◆ **WHAT IS NEEDED**:
For each line that holds "Введение", copy the line out.

◆ **SUPPLIED ENTRIES**:

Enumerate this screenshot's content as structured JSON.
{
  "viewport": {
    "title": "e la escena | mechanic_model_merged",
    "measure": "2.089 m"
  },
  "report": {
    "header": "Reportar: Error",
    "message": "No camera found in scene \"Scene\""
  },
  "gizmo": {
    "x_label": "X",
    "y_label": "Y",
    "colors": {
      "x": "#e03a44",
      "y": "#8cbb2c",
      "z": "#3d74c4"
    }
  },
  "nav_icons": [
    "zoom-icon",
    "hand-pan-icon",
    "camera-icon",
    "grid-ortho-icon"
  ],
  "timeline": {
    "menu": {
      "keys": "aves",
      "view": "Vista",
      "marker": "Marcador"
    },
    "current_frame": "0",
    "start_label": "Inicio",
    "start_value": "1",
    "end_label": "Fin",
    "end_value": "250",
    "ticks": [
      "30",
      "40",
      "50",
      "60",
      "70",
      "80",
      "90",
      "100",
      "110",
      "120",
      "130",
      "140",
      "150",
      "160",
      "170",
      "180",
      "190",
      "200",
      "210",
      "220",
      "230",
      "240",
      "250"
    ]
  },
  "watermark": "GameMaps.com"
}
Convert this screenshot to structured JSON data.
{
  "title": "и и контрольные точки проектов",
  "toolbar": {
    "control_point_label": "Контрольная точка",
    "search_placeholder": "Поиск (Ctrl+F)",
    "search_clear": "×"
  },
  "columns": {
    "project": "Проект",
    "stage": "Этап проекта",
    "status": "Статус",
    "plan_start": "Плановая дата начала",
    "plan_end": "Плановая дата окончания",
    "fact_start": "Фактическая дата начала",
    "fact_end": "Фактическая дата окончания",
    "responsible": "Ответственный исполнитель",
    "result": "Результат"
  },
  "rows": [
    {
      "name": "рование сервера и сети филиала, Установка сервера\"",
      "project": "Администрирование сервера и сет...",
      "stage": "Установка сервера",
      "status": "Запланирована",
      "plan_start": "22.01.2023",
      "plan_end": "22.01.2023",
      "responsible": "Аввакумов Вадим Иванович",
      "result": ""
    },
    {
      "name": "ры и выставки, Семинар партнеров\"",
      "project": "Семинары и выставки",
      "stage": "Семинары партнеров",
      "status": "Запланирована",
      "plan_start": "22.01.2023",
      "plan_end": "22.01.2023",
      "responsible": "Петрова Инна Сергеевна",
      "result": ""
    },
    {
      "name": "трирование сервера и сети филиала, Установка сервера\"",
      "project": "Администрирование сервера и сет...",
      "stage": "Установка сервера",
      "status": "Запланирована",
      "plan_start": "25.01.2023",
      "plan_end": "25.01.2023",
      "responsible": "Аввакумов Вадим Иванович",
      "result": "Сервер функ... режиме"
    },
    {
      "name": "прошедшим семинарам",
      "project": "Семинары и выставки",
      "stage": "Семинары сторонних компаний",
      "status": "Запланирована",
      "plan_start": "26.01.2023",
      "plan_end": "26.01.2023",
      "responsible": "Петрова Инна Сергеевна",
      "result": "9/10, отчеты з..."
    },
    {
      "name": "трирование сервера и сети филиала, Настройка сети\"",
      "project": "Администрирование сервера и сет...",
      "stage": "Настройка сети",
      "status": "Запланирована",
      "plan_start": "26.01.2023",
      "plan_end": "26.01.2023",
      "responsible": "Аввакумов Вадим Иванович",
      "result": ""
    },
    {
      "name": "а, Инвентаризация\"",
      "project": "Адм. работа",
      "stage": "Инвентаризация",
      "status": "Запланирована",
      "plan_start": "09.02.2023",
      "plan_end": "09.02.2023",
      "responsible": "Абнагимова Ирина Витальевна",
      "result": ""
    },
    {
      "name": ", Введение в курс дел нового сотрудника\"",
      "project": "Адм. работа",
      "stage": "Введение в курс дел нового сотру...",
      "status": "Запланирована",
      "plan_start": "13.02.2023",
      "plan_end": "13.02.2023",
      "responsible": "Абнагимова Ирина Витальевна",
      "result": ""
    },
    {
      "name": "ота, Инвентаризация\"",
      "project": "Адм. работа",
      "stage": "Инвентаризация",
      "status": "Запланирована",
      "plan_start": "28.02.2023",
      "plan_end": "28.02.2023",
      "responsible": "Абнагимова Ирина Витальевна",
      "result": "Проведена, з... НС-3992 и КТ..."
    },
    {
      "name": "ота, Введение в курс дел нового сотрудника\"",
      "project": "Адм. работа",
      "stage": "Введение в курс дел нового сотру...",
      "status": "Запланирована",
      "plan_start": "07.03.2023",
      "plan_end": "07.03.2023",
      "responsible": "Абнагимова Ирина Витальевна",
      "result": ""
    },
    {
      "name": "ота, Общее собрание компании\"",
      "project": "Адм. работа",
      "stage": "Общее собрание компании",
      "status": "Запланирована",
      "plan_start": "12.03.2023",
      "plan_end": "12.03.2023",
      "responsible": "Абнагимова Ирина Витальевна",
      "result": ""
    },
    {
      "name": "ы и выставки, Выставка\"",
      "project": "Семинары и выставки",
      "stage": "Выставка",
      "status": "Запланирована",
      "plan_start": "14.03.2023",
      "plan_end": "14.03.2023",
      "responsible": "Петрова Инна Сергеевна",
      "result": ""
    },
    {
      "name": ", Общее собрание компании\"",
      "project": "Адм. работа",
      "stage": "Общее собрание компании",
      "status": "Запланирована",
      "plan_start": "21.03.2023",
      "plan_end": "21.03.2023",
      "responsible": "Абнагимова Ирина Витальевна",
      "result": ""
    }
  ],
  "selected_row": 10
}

◆ **ANSWER TO THE EXERCISE**:
      "name": ", Введение в курс дел нового сотрудника\"",
      "stage": "Введение в курс дел нового сотру...",
      "name": "ота, Введение в курс дел нового сотрудника\"",
      "stage": "Введение в курс дел нового сотру...",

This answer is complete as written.